SUPPLIED TEXT →
= Beginning of Section =
Transport and Fate of Xenobiotics in the Urban Water Cycle: Studies in Halle/Saale and Leipzig (Germany)

This chapter on urban water in large population centres like Halle/Saale and Leipzig (Germany) focuses on the source, distribution and transport behaviour of xenobiotics as indicator substances for anthropogenic impacts on urban water systems. The xenobiotics reported here are micropollutants including pharmaceuticals, personal care products (collectively known as PPCPs) and industrial chemicals, which show low concentrations in urban waters. Such chemicals can be endocrine disrupters or are otherwise eco-toxic. The concepts presented herein required a new methodology for assessing the impact of human activities on the urban water system and processes in urban watersheds. To this end, we used different approaches in relation to the hydrogeological and hydrodynamic settings of the cities of Halle and Leipzig. For the Halle urban area, a conceptual flow and transport model was developed based on interaction between the river Saale and groundwater, and mass fluxes were computed, based on water balance calculations. For Leipzig, as a first approach, we established a monitoring program that involved various urban land use types and investigated their influence on the urban water system. Multivariate statistics and integral pumping tests were applied to account for the spatially highly heterogeneous conditions and time-varying concentrations. At both sites, we demonstrated the use of indicators consisting of physico-chemical parameters, ions, isotopes and compound-specific patterns of xenobiotics. The chosen indicators of pH, temperature, electrical conductivity, redox conditions, nitrate, sulphate, chloride, boron, the isotopes of hydrogen, nitrogen, oxygen, sulphur and boron, as well as bisphenol A, carbamazepine, technical 4-nonylphenol (t-nonylphenol), galaxolide, tonalide, and gadolinium, helped to balance urban substance fluxes and assess urban effects on surface water quality. From our current quantification, it is clear that predicting contaminant behaviour in urban areas demands a detailed process understanding which cannot be derived from laboratory experiments or phenomenological analyses at the catchment scale. Through an installation of measuring equipment at the interfaces between the unsaturated and saturated zone as well as between ground- and surface water, in situ contaminant transport and fate can be quantified from the cm- up to the m-range.
= End of Section =
EXERCISE INSTRUCTIONS → In the text on xenobiotics in the urban water cycle, what kind of model was developed for the Halle urban area?

Records from a collection:
= Beginning of Section =
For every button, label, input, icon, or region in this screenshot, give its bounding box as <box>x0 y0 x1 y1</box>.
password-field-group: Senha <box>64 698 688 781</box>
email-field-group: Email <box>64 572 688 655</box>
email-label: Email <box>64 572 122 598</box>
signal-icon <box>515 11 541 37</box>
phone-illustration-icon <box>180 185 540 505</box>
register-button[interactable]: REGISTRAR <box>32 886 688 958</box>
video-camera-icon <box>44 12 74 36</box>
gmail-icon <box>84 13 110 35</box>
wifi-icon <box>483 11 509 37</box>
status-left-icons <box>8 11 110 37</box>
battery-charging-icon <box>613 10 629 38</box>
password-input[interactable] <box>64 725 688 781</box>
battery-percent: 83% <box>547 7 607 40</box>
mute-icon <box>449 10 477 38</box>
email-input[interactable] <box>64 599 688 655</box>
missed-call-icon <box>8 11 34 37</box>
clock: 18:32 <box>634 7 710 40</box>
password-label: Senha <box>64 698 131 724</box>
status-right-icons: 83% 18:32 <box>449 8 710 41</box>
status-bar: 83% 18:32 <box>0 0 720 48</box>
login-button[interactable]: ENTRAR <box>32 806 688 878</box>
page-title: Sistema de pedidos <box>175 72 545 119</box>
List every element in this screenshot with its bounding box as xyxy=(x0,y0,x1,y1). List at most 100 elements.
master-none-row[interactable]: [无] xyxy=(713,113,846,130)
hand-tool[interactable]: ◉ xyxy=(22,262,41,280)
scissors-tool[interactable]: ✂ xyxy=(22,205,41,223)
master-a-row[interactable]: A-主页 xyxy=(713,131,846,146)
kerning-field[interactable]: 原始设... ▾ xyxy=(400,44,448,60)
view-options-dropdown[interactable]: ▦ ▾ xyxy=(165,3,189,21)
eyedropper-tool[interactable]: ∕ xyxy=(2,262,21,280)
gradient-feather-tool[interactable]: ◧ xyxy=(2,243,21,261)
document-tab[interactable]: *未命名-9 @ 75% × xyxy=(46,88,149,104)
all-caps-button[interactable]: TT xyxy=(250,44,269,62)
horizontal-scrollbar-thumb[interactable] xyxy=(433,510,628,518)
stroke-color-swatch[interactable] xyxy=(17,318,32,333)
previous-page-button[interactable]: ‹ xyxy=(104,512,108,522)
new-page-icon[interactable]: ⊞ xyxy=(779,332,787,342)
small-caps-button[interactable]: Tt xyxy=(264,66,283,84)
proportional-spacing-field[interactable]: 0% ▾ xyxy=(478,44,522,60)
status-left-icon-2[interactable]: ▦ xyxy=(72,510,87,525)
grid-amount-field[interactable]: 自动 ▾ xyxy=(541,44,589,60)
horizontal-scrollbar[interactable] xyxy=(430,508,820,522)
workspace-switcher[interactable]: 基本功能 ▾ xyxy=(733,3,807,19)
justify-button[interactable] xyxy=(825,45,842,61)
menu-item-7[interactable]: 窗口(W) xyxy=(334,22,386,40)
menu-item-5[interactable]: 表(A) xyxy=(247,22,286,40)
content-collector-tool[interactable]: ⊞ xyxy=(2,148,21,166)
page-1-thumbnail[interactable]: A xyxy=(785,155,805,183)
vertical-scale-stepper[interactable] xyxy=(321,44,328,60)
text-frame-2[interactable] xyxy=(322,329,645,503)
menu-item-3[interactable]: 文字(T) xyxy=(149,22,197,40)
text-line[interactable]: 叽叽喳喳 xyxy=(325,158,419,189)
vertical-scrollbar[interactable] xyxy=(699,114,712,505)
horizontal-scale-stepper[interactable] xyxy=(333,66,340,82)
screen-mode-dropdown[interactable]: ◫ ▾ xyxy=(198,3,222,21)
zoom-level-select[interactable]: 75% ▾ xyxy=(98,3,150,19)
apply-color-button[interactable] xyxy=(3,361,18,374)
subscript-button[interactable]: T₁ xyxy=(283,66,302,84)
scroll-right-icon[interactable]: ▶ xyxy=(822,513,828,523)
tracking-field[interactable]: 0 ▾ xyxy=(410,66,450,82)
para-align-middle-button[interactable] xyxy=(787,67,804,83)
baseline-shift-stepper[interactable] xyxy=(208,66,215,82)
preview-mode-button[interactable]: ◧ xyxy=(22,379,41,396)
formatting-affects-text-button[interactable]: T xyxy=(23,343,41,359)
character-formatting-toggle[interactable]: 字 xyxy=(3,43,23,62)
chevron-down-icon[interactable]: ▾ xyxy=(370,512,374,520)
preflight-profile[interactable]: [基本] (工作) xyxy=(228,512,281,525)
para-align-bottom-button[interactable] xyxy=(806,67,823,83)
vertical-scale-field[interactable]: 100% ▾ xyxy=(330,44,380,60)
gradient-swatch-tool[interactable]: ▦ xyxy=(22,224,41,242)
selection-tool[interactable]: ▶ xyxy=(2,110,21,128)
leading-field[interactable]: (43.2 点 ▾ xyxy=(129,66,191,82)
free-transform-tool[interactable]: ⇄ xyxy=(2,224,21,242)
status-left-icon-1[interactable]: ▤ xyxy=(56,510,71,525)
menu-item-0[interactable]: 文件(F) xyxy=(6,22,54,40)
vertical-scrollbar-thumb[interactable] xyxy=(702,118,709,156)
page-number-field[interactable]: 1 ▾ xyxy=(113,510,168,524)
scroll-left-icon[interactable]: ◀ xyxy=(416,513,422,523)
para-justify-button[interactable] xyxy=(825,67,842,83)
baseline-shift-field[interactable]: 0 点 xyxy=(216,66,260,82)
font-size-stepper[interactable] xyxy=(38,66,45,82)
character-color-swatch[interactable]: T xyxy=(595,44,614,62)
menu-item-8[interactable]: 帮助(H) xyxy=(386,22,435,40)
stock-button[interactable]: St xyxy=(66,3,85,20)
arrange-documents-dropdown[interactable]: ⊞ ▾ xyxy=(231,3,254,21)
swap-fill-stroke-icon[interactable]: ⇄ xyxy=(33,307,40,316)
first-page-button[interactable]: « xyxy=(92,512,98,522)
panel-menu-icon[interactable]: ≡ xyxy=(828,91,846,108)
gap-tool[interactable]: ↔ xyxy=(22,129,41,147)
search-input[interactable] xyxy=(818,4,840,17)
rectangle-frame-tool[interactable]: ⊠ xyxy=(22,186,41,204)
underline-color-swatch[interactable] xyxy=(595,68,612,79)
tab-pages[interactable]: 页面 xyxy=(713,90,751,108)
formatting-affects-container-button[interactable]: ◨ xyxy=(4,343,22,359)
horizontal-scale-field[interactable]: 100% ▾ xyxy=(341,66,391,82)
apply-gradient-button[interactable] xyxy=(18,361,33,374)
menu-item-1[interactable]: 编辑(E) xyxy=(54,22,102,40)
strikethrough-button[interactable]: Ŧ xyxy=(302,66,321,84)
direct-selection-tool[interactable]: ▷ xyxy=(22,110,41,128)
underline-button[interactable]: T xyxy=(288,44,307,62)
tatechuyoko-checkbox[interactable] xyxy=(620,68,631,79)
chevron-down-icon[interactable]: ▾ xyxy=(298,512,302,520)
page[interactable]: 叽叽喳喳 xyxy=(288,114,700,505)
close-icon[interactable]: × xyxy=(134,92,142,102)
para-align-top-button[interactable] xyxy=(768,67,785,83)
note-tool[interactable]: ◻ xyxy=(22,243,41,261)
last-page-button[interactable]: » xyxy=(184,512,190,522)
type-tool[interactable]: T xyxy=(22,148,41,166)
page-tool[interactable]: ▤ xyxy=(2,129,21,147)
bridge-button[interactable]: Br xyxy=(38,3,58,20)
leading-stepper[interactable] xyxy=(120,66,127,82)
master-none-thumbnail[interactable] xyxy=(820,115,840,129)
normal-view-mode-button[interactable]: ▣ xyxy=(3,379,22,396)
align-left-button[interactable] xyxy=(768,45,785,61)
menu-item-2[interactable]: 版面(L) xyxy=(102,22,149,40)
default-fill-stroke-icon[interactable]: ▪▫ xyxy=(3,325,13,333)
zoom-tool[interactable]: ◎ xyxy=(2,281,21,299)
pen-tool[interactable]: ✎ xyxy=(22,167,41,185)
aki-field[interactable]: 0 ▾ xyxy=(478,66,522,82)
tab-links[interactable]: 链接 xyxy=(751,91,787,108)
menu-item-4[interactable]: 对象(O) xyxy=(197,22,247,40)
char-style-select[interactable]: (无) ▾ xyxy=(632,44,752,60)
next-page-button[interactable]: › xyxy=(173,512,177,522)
= End of Section =
ANSWER SECTION → A conceptual flow and transport model based on interaction between the river Saale and groundwater.